[Exercise aim]: Keep the pictures out and restate every record exactly.

[Exercise materials]:
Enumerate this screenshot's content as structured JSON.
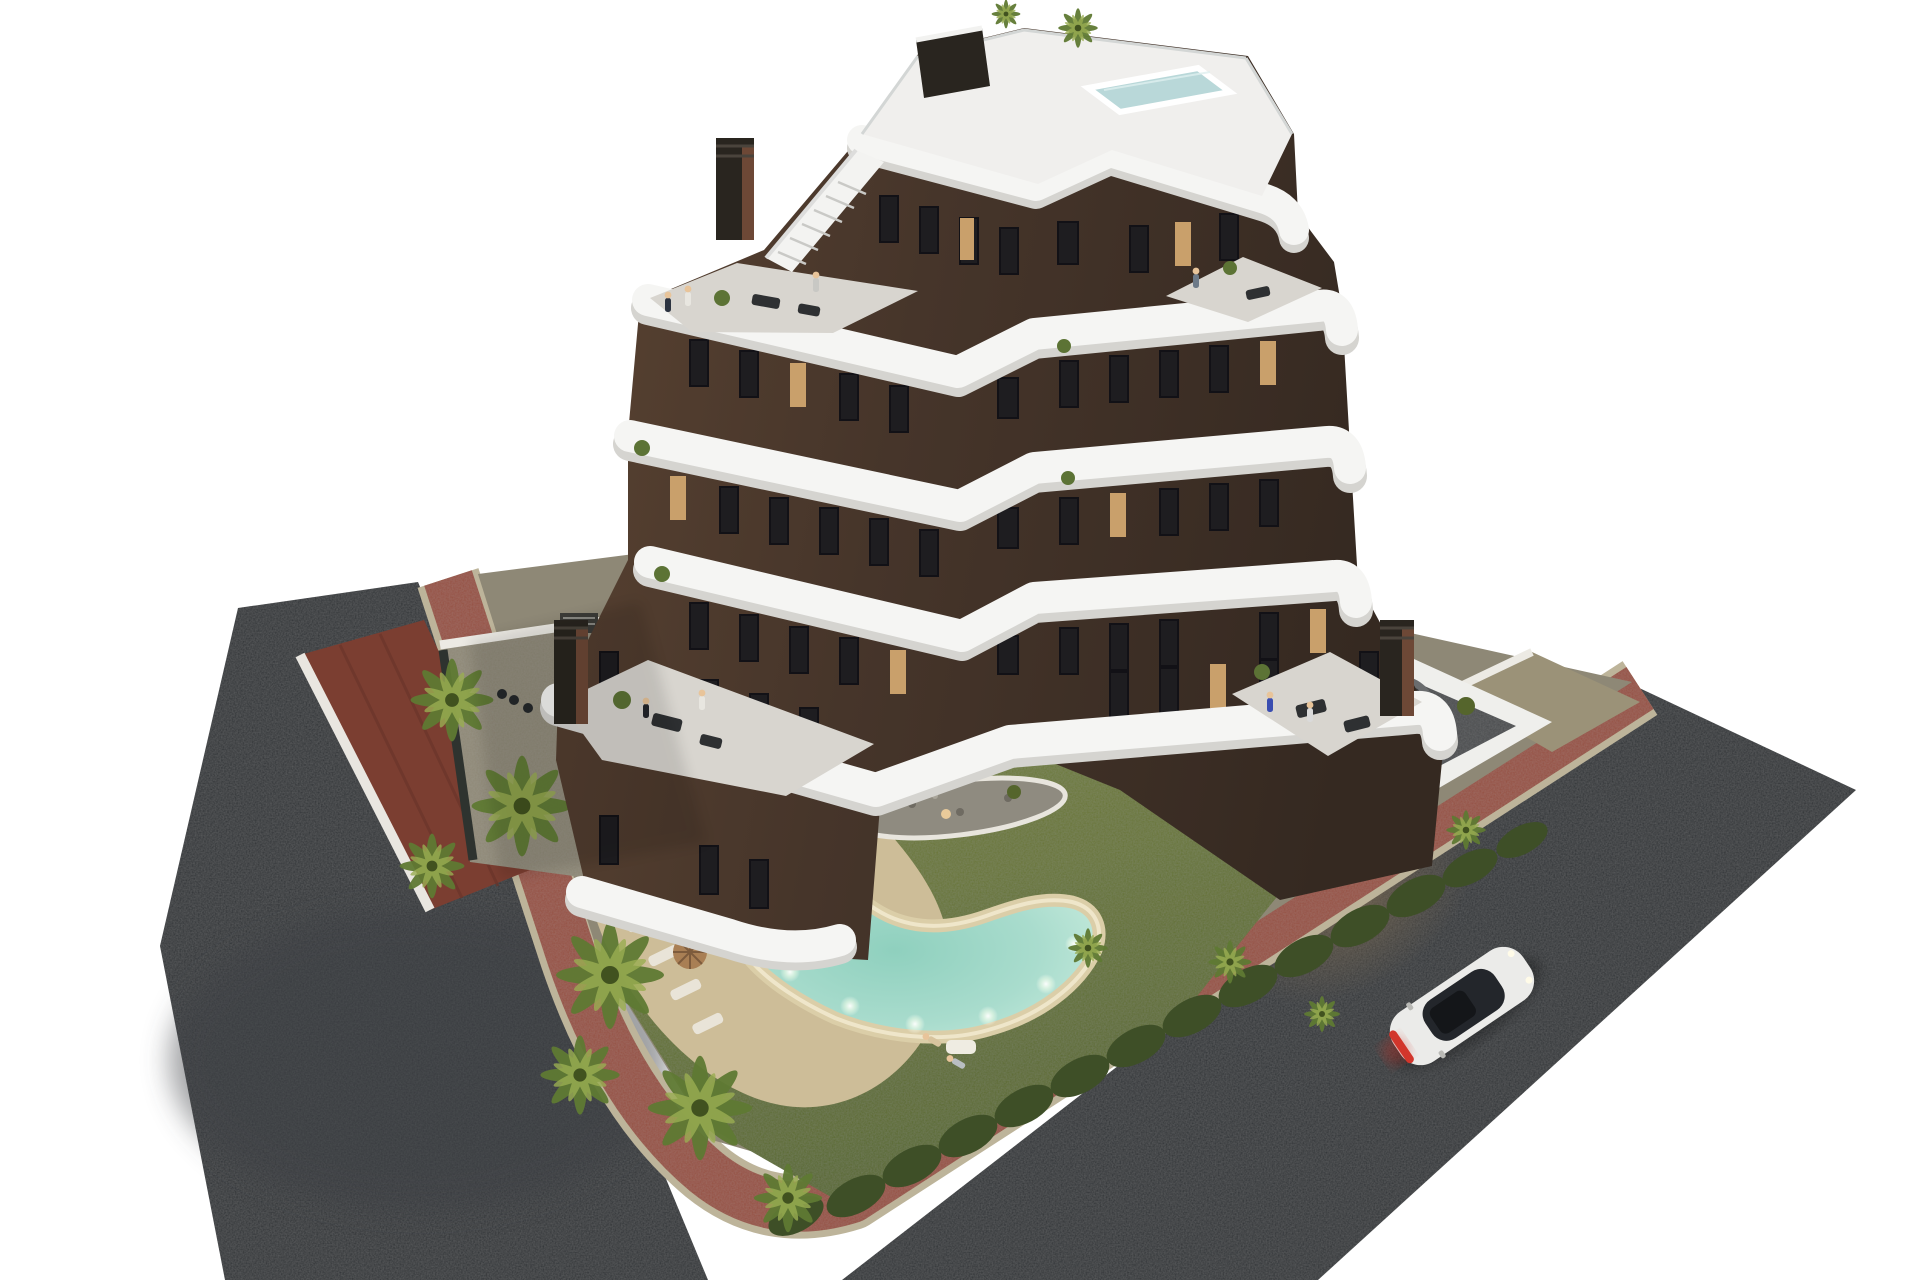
{
  "meta": {
    "type": "3d-architectural-render",
    "subject": "Aerial dusk view of a modern white-and-brown apartment building with zig-zag balcony bands, rooftop plunge pool, landscaped garden, free-form lit swimming pool, palm trees, terracotta sidewalks, asphalt roads and a white car",
    "background_label": "white studio background"
  },
  "colors": {
    "background": "#ffffff",
    "asphalt": "#2f3235",
    "asphalt_light": "#3a3e41",
    "sidewalk": "#95503f",
    "curb": "#bdb49a",
    "lawn": "#6e7a38",
    "lawn_dark": "#55652c",
    "hedge": "#3e4f27",
    "palm": "#5f7a33",
    "palm_light": "#9aae52",
    "trunk": "#8b7a5c",
    "deck": "#cdbd98",
    "pebble": "#8f8b80",
    "pool_rim": "#dbcea8",
    "pool_water": "#a9dccd",
    "facade": "#4a382c",
    "facade_dark": "#382b22",
    "band_white": "#f5f5f3",
    "band_shadow": "#d5d4d0",
    "roof_deck": "#f0efed",
    "rooftop_pool": "#b9d8d9",
    "terrace_floor": "#d8d5cf",
    "terrace_tile": "#46494c",
    "courtyard": "#8e8876",
    "driveway": "#9b9278",
    "neighbor_roof": "#7b3e31",
    "chimney": "#29251f",
    "chimney_rust": "#6d4836",
    "window": "#1e1d20",
    "window_lit": "#c9a06b",
    "furniture_dark": "#2e3032",
    "furniture_light": "#e6e4de",
    "car_body": "#ebebe9",
    "car_glass": "#23262b",
    "car_tail": "#d2362c",
    "umbrella": "#a97f54",
    "skin": "#e8c49a",
    "wall_white": "#eceae4"
  },
  "scene": {
    "building": {
      "label": "apartment building",
      "visible_floor_bands": 6,
      "rooftop": "roof terrace with plunge pool, stair and dark pergola",
      "chimneys": 3
    },
    "garden": {
      "label": "private garden",
      "features": "lawn, pebble island with large palm, hedges, palm clusters"
    },
    "pool": {
      "label": "free-form swimming pool",
      "state": "underwater lights on",
      "loungers": 5,
      "umbrellas": 2
    },
    "terrace": {
      "label": "ground floor walled terrace",
      "furniture": "dining table, lounge sofas, round rug with chairs"
    },
    "roads": {
      "left": "asphalt street",
      "right": "asphalt street with white car",
      "sidewalk": "terracotta paved walkway with stone curb"
    },
    "car": {
      "label": "white coupe",
      "detail": "red tail-light bar lit"
    }
  }
}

[Correct answer]:
Enumerate this screenshot's content as structured JSON.
{
  "meta": {
    "type": "3d-architectural-render",
    "subject": "Aerial dusk view of a modern white-and-brown apartment building with zig-zag balcony bands, rooftop plunge pool, landscaped garden, free-form lit swimming pool, palm trees, terracotta sidewalks, asphalt roads and a white car",
    "background_label": "white studio background"
  },
  "colors": {
    "background": "#ffffff",
    "asphalt": "#2f3235",
    "asphalt_light": "#3a3e41",
    "sidewalk": "#95503f",
    "curb": "#bdb49a",
    "lawn": "#6e7a38",
    "lawn_dark": "#55652c",
    "hedge": "#3e4f27",
    "palm": "#5f7a33",
    "palm_light": "#9aae52",
    "trunk": "#8b7a5c",
    "deck": "#cdbd98",
    "pebble": "#8f8b80",
    "pool_rim": "#dbcea8",
    "pool_water": "#a9dccd",
    "facade": "#4a382c",
    "facade_dark": "#382b22",
    "band_white": "#f5f5f3",
    "band_shadow": "#d5d4d0",
    "roof_deck": "#f0efed",
    "rooftop_pool": "#b9d8d9",
    "terrace_floor": "#d8d5cf",
    "terrace_tile": "#46494c",
    "courtyard": "#8e8876",
    "driveway": "#9b9278",
    "neighbor_roof": "#7b3e31",
    "chimney": "#29251f",
    "chimney_rust": "#6d4836",
    "window": "#1e1d20",
    "window_lit": "#c9a06b",
    "furniture_dark": "#2e3032",
    "furniture_light": "#e6e4de",
    "car_body": "#ebebe9",
    "car_glass": "#23262b",
    "car_tail": "#d2362c",
    "umbrella": "#a97f54",
    "skin": "#e8c49a",
    "wall_white": "#eceae4"
  },
  "scene": {
    "building": {
      "label": "apartment building",
      "visible_floor_bands": 6,
      "rooftop": "roof terrace with plunge pool, stair and dark pergola",
      "chimneys": 3
    },
    "garden": {
      "label": "private garden",
      "features": "lawn, pebble island with large palm, hedges, palm clusters"
    },
    "pool": {
      "label": "free-form swimming pool",
      "state": "underwater lights on",
      "loungers": 5,
      "umbrellas": 2
    },
    "terrace": {
      "label": "ground floor walled terrace",
      "furniture": "dining table, lounge sofas, round rug with chairs"
    },
    "roads": {
      "left": "asphalt street",
      "right": "asphalt street with white car",
      "sidewalk": "terracotta paved walkway with stone curb"
    },
    "car": {
      "label": "white coupe",
      "detail": "red tail-light bar lit"
    }
  }
}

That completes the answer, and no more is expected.